== Material provided ==

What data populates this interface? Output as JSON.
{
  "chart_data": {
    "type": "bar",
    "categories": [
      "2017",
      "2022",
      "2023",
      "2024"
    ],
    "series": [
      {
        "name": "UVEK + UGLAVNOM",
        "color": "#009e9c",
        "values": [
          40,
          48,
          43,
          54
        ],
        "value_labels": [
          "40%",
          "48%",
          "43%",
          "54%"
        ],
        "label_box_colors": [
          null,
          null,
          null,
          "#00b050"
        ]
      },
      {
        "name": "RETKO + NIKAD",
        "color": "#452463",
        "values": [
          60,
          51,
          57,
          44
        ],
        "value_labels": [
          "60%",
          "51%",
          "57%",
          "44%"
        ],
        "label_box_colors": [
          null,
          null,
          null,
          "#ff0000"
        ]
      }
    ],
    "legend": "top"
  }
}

===

• **Goal**:
Every entry above should be retyped exactly as shown.

• **Output**:
What data populates this interface? Output as JSON.
{
  "chart_data": {
    "type": "bar",
    "categories": [
      "2017",
      "2022",
      "2023",
      "2024"
    ],
    "series": [
      {
        "name": "UVEK + UGLAVNOM",
        "color": "#009e9c",
        "values": [
          40,
          48,
          43,
          54
        ],
        "value_labels": [
          "40%",
          "48%",
          "43%",
          "54%"
        ],
        "label_box_colors": [
          null,
          null,
          null,
          "#00b050"
        ]
      },
      {
        "name": "RETKO + NIKAD",
        "color": "#452463",
        "values": [
          60,
          51,
          57,
          44
        ],
        "value_labels": [
          "60%",
          "51%",
          "57%",
          "44%"
        ],
        "label_box_colors": [
          null,
          null,
          null,
          "#ff0000"
        ]
      }
    ],
    "legend": "top"
  }
}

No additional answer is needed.